**Work to be completed**
Reproduce the entire listing word for word.

**Source material**
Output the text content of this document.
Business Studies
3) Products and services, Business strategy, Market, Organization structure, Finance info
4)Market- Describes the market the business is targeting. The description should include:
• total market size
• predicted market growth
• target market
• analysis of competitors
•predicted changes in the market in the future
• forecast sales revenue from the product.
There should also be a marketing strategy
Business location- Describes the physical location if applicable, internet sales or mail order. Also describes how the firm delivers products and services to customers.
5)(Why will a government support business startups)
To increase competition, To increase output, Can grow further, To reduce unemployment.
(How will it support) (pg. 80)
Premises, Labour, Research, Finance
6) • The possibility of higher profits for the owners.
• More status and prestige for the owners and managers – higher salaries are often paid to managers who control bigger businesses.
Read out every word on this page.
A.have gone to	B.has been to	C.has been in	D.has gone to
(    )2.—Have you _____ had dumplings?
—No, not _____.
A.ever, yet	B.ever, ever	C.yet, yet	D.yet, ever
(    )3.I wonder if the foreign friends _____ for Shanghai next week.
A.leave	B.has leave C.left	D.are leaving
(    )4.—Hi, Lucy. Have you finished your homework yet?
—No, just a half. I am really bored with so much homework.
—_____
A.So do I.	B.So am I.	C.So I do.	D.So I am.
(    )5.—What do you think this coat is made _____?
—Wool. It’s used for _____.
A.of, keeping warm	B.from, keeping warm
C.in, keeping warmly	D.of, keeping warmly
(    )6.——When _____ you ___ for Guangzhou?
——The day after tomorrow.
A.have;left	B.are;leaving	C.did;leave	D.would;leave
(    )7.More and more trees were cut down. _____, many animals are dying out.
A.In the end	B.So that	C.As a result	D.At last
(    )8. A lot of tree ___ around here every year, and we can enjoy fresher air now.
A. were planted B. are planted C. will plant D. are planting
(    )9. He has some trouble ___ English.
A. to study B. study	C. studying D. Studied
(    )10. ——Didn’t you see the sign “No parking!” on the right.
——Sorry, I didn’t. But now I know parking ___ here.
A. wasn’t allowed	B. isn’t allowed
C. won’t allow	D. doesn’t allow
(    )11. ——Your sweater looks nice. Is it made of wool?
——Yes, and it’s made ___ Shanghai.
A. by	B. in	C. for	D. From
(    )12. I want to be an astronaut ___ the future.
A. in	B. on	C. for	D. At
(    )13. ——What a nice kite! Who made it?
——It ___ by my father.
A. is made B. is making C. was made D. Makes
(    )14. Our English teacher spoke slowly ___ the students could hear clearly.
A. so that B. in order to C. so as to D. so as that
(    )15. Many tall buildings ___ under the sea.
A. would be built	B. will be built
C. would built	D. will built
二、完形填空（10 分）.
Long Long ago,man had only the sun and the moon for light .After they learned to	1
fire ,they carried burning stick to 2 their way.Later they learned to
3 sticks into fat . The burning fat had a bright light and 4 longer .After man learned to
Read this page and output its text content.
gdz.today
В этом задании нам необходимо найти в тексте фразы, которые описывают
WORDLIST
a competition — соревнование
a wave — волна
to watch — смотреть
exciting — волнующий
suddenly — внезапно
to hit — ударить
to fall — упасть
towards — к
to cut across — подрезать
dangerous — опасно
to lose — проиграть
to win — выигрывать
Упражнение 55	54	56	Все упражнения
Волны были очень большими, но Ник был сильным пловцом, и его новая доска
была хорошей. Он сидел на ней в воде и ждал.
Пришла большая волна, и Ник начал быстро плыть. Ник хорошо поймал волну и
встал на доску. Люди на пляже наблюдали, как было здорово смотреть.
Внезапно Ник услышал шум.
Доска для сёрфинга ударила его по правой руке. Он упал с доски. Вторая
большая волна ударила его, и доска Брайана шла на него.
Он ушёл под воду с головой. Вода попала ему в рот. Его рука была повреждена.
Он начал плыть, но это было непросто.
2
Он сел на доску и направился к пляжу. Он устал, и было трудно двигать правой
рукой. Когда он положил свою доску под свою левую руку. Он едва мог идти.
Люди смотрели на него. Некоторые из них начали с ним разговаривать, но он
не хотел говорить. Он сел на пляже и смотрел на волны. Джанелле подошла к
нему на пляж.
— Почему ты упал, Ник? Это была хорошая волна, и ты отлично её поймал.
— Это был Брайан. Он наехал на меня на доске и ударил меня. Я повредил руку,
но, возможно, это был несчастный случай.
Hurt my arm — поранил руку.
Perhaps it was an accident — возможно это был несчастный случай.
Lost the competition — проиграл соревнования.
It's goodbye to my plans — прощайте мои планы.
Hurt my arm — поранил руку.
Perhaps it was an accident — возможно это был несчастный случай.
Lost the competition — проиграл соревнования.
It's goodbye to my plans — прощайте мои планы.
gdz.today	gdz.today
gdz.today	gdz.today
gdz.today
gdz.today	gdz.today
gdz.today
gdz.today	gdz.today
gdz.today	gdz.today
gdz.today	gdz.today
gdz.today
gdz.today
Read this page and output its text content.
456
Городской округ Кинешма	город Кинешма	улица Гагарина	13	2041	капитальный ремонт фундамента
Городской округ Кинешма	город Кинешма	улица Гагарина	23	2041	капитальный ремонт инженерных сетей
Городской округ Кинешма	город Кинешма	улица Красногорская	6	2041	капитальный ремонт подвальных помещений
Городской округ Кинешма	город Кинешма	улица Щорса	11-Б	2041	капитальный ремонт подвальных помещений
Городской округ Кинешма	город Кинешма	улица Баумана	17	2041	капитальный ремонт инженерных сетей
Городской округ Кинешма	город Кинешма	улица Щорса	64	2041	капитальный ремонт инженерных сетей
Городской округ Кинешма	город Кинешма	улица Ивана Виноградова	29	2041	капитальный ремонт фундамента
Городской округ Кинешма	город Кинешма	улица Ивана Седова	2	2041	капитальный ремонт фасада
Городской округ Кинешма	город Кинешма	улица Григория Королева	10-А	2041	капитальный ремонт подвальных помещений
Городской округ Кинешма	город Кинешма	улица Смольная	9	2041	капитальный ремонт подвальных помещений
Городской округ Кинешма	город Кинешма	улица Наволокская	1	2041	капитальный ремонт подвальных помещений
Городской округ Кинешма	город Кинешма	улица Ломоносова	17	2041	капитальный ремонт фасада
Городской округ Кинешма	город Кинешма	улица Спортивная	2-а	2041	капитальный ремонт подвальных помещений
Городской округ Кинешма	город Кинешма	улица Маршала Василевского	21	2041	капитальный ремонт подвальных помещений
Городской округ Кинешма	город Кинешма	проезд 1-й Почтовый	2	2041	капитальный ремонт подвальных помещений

**Written solution**
Output the text content of this document.
Business Studies
3) Products and services, Business strategy, Market, Organization structure, Finance info
4)Market- Describes the market the business is targeting. The description should include:
• total market size
• predicted market growth
• target market
• analysis of competitors
•predicted changes in the market in the future
• forecast sales revenue from the product.
There should also be a marketing strategy
Business location- Describes the physical location if applicable, internet sales or mail order. Also describes how the firm delivers products and services to customers.
5)(Why will a government support business startups)
To increase competition, To increase output, Can grow further, To reduce unemployment.
(How will it support) (pg. 80)
Premises, Labour, Research, Finance
6) • The possibility of higher profits for the owners.
• More status and prestige for the owners and managers – higher salaries are often paid to managers who control bigger businesses.
Read out every word on this page.
A.have gone to	B.has been to	C.has been in	D.has gone to
(    )2.—Have you _____ had dumplings?
—No, not _____.
A.ever, yet	B.ever, ever	C.yet, yet	D.yet, ever
(    )3.I wonder if the foreign friends _____ for Shanghai next week.
A.leave	B.has leave C.left	D.are leaving
(    )4.—Hi, Lucy. Have you finished your homework yet?
—No, just a half. I am really bored with so much homework.
—_____
A.So do I.	B.So am I.	C.So I do.	D.So I am.
(    )5.—What do you think this coat is made _____?
—Wool. It’s used for _____.
A.of, keeping warm	B.from, keeping warm
C.in, keeping warmly	D.of, keeping warmly
(    )6.——When _____ you ___ for Guangzhou?
——The day after tomorrow.
A.have;left	B.are;leaving	C.did;leave	D.would;leave
(    )7.More and more trees were cut down. _____, many animals are dying out.
A.In the end	B.So that	C.As a result	D.At last
(    )8. A lot of tree ___ around here every year, and we can enjoy fresher air now.
A. were planted B. are planted C. will plant D. are planting
(    )9. He has some trouble ___ English.
A. to study B. study	C. studying D. Studied
(    )10. ——Didn’t you see the sign “No parking!” on the right.
——Sorry, I didn’t. But now I know parking ___ here.
A. wasn’t allowed	B. isn’t allowed
C. won’t allow	D. doesn’t allow
(    )11. ——Your sweater looks nice. Is it made of wool?
——Yes, and it’s made ___ Shanghai.
A. by	B. in	C. for	D. From
(    )12. I want to be an astronaut ___ the future.
A. in	B. on	C. for	D. At
(    )13. ——What a nice kite! Who made it?
——It ___ by my father.
A. is made B. is making C. was made D. Makes
(    )14. Our English teacher spoke slowly ___ the students could hear clearly.
A. so that B. in order to C. so as to D. so as that
(    )15. Many tall buildings ___ under the sea.
A. would be built	B. will be built
C. would built	D. will built
二、完形填空（10 分）.
Long Long ago,man had only the sun and the moon for light .After they learned to	1
fire ,they carried burning stick to 2 their way.Later they learned to
3 sticks into fat . The burning fat had a bright light and 4 longer .After man learned to
Read this page and output its text content.
gdz.today
В этом задании нам необходимо найти в тексте фразы, которые описывают
WORDLIST
a competition — соревнование
a wave — волна
to watch — смотреть
exciting — волнующий
suddenly — внезапно
to hit — ударить
to fall — упасть
towards — к
to cut across — подрезать
dangerous — опасно
to lose — проиграть
to win — выигрывать
Упражнение 55	54	56	Все упражнения
Волны были очень большими, но Ник был сильным пловцом, и его новая доска
была хорошей. Он сидел на ней в воде и ждал.
Пришла большая волна, и Ник начал быстро плыть. Ник хорошо поймал волну и
встал на доску. Люди на пляже наблюдали, как было здорово смотреть.
Внезапно Ник услышал шум.
Доска для сёрфинга ударила его по правой руке. Он упал с доски. Вторая
большая волна ударила его, и доска Брайана шла на него.
Он ушёл под воду с головой. Вода попала ему в рот. Его рука была повреждена.
Он начал плыть, но это было непросто.
2
Он сел на доску и направился к пляжу. Он устал, и было трудно двигать правой
рукой. Когда он положил свою доску под свою левую руку. Он едва мог идти.
Люди смотрели на него. Некоторые из них начали с ним разговаривать, но он
не хотел говорить. Он сел на пляже и смотрел на волны. Джанелле подошла к
нему на пляж.
— Почему ты упал, Ник? Это была хорошая волна, и ты отлично её поймал.
— Это был Брайан. Он наехал на меня на доске и ударил меня. Я повредил руку,
но, возможно, это был несчастный случай.
Hurt my arm — поранил руку.
Perhaps it was an accident — возможно это был несчастный случай.
Lost the competition — проиграл соревнования.
It's goodbye to my plans — прощайте мои планы.
Hurt my arm — поранил руку.
Perhaps it was an accident — возможно это был несчастный случай.
Lost the competition — проиграл соревнования.
It's goodbye to my plans — прощайте мои планы.
gdz.today	gdz.today
gdz.today	gdz.today
gdz.today
gdz.today	gdz.today
gdz.today
gdz.today	gdz.today
gdz.today	gdz.today
gdz.today	gdz.today
gdz.today
gdz.today
Read this page and output its text content.
456
Городской округ Кинешма	город Кинешма	улица Гагарина	13	2041	капитальный ремонт фундамента
Городской округ Кинешма	город Кинешма	улица Гагарина	23	2041	капитальный ремонт инженерных сетей
Городской округ Кинешма	город Кинешма	улица Красногорская	6	2041	капитальный ремонт подвальных помещений
Городской округ Кинешма	город Кинешма	улица Щорса	11-Б	2041	капитальный ремонт подвальных помещений
Городской округ Кинешма	город Кинешма	улица Баумана	17	2041	капитальный ремонт инженерных сетей
Городской округ Кинешма	город Кинешма	улица Щорса	64	2041	капитальный ремонт инженерных сетей
Городской округ Кинешма	город Кинешма	улица Ивана Виноградова	29	2041	капитальный ремонт фундамента
Городской округ Кинешма	город Кинешма	улица Ивана Седова	2	2041	капитальный ремонт фасада
Городской округ Кинешма	город Кинешма	улица Григория Королева	10-А	2041	капитальный ремонт подвальных помещений
Городской округ Кинешма	город Кинешма	улица Смольная	9	2041	капитальный ремонт подвальных помещений
Городской округ Кинешма	город Кинешма	улица Наволокская	1	2041	капитальный ремонт подвальных помещений
Городской округ Кинешма	город Кинешма	улица Ломоносова	17	2041	капитальный ремонт фасада
Городской округ Кинешма	город Кинешма	улица Спортивная	2-а	2041	капитальный ремонт подвальных помещений
Городской округ Кинешма	город Кинешма	улица Маршала Василевского	21	2041	капитальный ремонт подвальных помещений
Городской округ Кинешма	город Кинешма	проезд 1-й Почтовый	2	2041	капитальный ремонт подвальных помещений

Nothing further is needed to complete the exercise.